Recorded data.
- - - -

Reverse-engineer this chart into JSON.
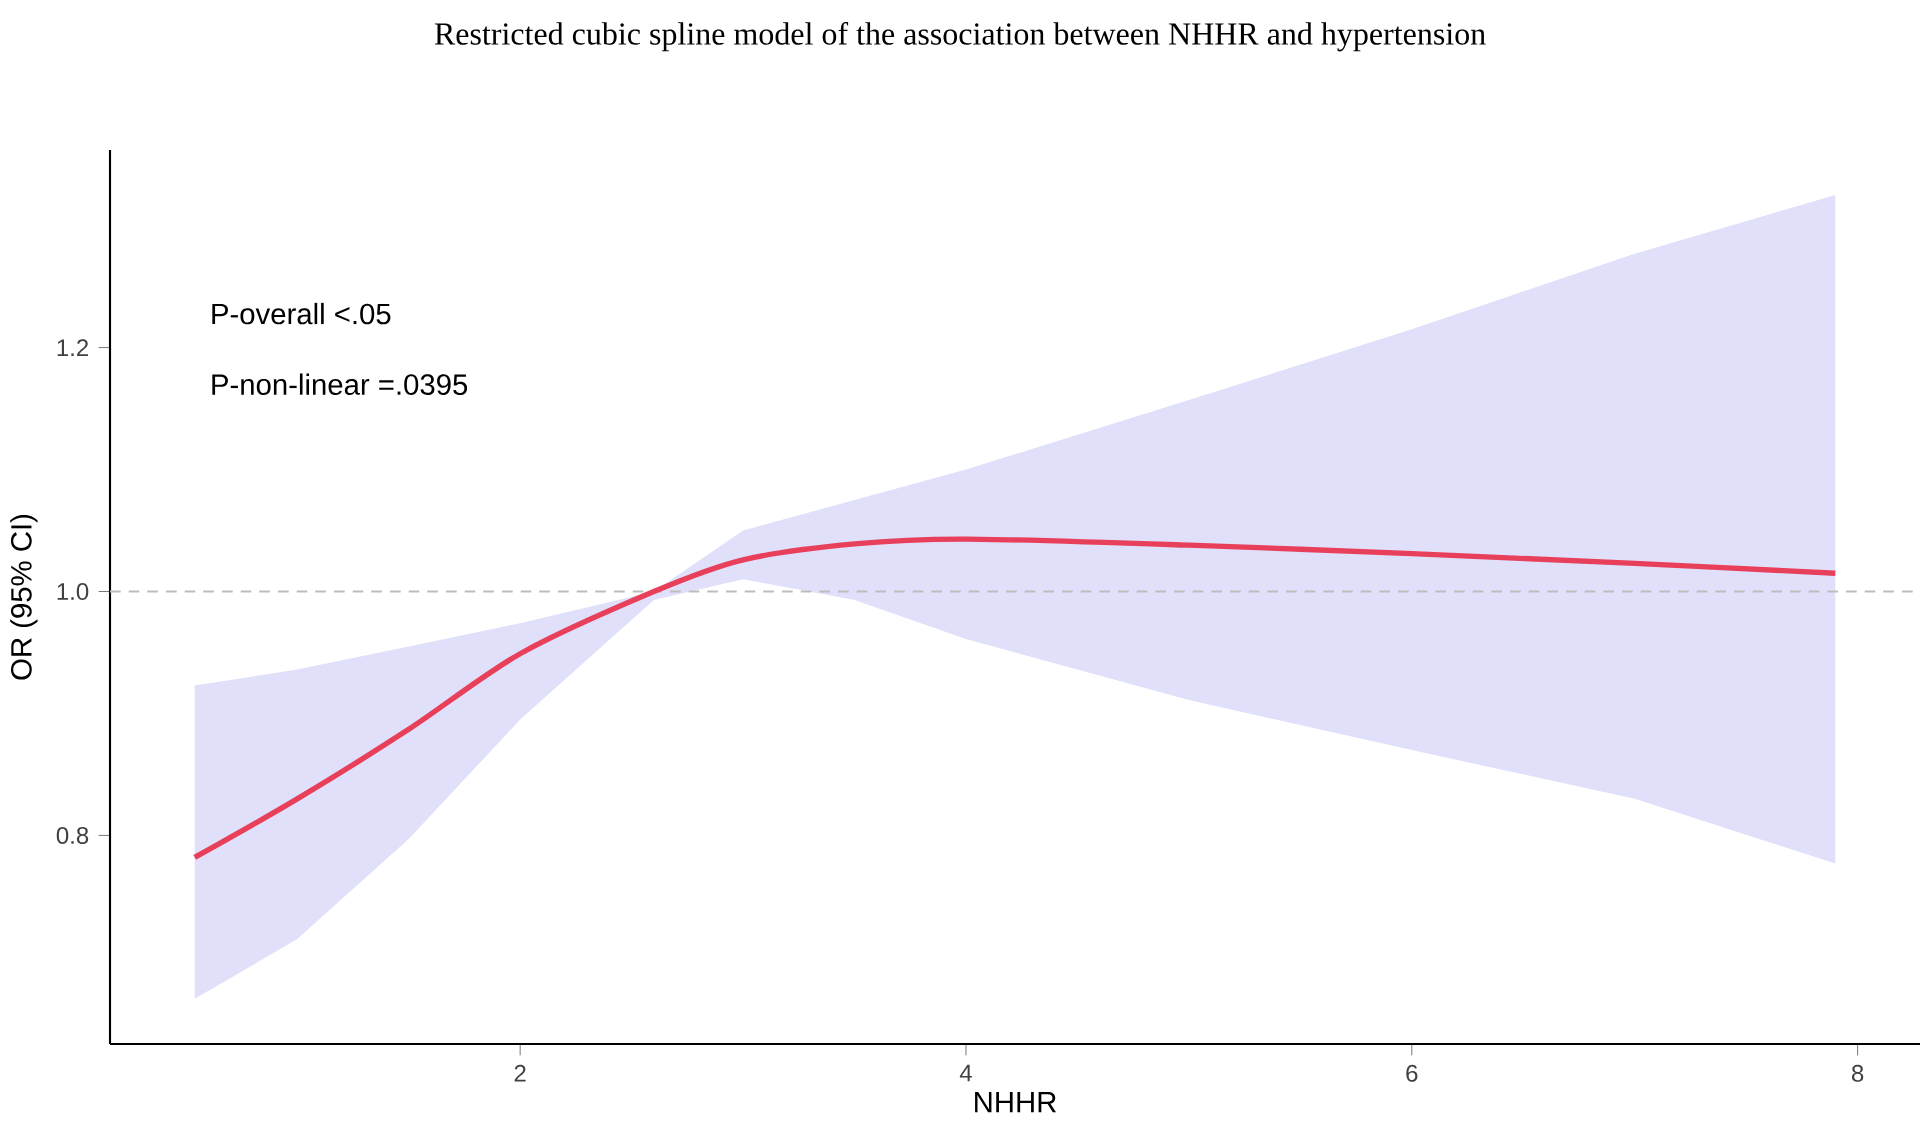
{
  "chart_data": {
    "type": "line",
    "title": "Restricted cubic spline model of the association between NHHR and hypertension",
    "xlabel": "NHHR",
    "ylabel": "OR (95% CI)",
    "annotations": [
      "P-overall <.05",
      "P-non-linear =.0395"
    ],
    "series": [
      {
        "color": "#e8405a",
        "x": [
          0.54,
          1,
          1.5,
          2,
          2.6,
          3,
          3.5,
          4,
          5,
          6,
          7,
          7.9
        ],
        "values": [
          0.782,
          0.83,
          0.887,
          0.949,
          1.0,
          1.026,
          1.039,
          1.043,
          1.038,
          1.031,
          1.023,
          1.015
        ],
        "lower": [
          0.666,
          0.715,
          0.797,
          0.895,
          0.993,
          1.01,
          0.993,
          0.961,
          0.911,
          0.87,
          0.83,
          0.777
        ],
        "upper": [
          0.923,
          0.936,
          0.955,
          0.974,
          1.0,
          1.05,
          1.075,
          1.1,
          1.157,
          1.215,
          1.277,
          1.325
        ]
      }
    ],
    "xlim": [
      0.16,
      8.28
    ],
    "ylim": [
      0.629,
      1.362
    ],
    "xticks": [
      2,
      4,
      6,
      8
    ],
    "yticks": [
      0.8,
      {
        "value": 1.0,
        "label": "1.0"
      },
      1.2
    ],
    "ref_lines": [
      {
        "axis": "y",
        "value": 1.0,
        "color": "#bdbdbd",
        "line_style": "dashed"
      }
    ],
    "grid": false
  }
}
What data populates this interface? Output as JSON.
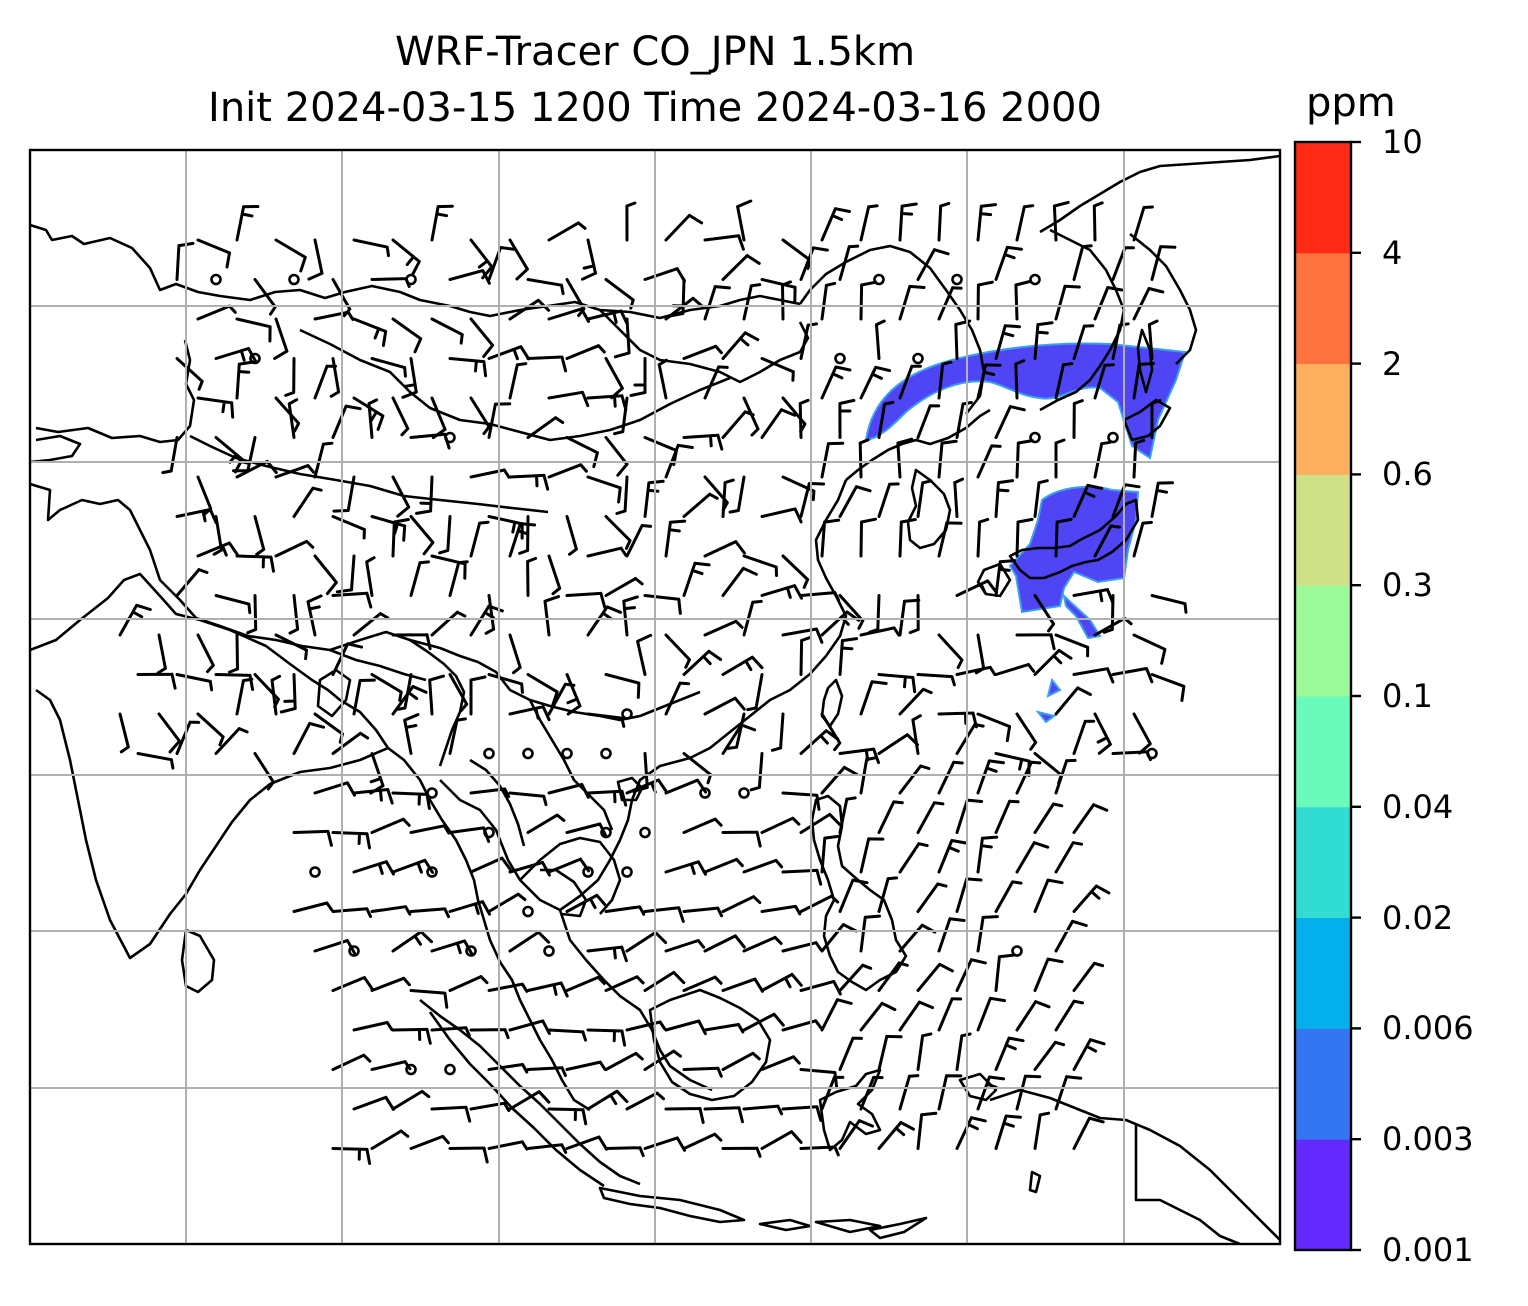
{
  "title": {
    "line1": "WRF-Tracer CO_JPN 1.5km",
    "line2": "Init 2024-03-15 1200 Time 2024-03-16 2000"
  },
  "colorbar": {
    "unit": "ppm",
    "levels": [
      "0.001",
      "0.003",
      "0.006",
      "0.02",
      "0.04",
      "0.1",
      "0.3",
      "0.6",
      "2",
      "4",
      "10"
    ],
    "colors": [
      "#6329fe",
      "#3475f2",
      "#03b0ec",
      "#31dcd3",
      "#6afabb",
      "#9cfa9a",
      "#cfe187",
      "#fdaf60",
      "#fe723e",
      "#fe2a15"
    ]
  },
  "plume_color": "#4f45f5",
  "plume_edge_color": "#3aa0ee"
}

- - - -

Task instructions. None of the pictures should appear; repeat the records exactly otherwise.

Correct output.
Reverse-engineer this chart into JSON.
{
  "chart_data": {
    "type": "line",
    "title": "Restricted cubic spline model of the association between NHHR and hypertension",
    "xlabel": "NHHR",
    "ylabel": "OR (95% CI)",
    "annotations": [
      "P-overall <.05",
      "P-non-linear =.0395"
    ],
    "series": [
      {
        "color": "#e8405a",
        "x": [
          0.54,
          1,
          1.5,
          2,
          2.6,
          3,
          3.5,
          4,
          5,
          6,
          7,
          7.9
        ],
        "values": [
          0.782,
          0.83,
          0.887,
          0.949,
          1.0,
          1.026,
          1.039,
          1.043,
          1.038,
          1.031,
          1.023,
          1.015
        ],
        "lower": [
          0.666,
          0.715,
          0.797,
          0.895,
          0.993,
          1.01,
          0.993,
          0.961,
          0.911,
          0.87,
          0.83,
          0.777
        ],
        "upper": [
          0.923,
          0.936,
          0.955,
          0.974,
          1.0,
          1.05,
          1.075,
          1.1,
          1.157,
          1.215,
          1.277,
          1.325
        ]
      }
    ],
    "xlim": [
      0.16,
      8.28
    ],
    "ylim": [
      0.629,
      1.362
    ],
    "xticks": [
      2,
      4,
      6,
      8
    ],
    "yticks": [
      0.8,
      {
        "value": 1.0,
        "label": "1.0"
      },
      1.2
    ],
    "ref_lines": [
      {
        "axis": "y",
        "value": 1.0,
        "color": "#bdbdbd",
        "line_style": "dashed"
      }
    ],
    "grid": false
  }
}
What data populates this interface? Output as JSON.
{
  "title": {
    "line1": "WRF-Tracer CO_JPN 1.5km",
    "line2": "Init 2024-03-15 1200 Time 2024-03-16 2000"
  },
  "colorbar": {
    "unit": "ppm",
    "levels": [
      "0.001",
      "0.003",
      "0.006",
      "0.02",
      "0.04",
      "0.1",
      "0.3",
      "0.6",
      "2",
      "4",
      "10"
    ],
    "colors": [
      "#6329fe",
      "#3475f2",
      "#03b0ec",
      "#31dcd3",
      "#6afabb",
      "#9cfa9a",
      "#cfe187",
      "#fdaf60",
      "#fe723e",
      "#fe2a15"
    ]
  },
  "plume_color": "#4f45f5",
  "plume_edge_color": "#3aa0ee"
}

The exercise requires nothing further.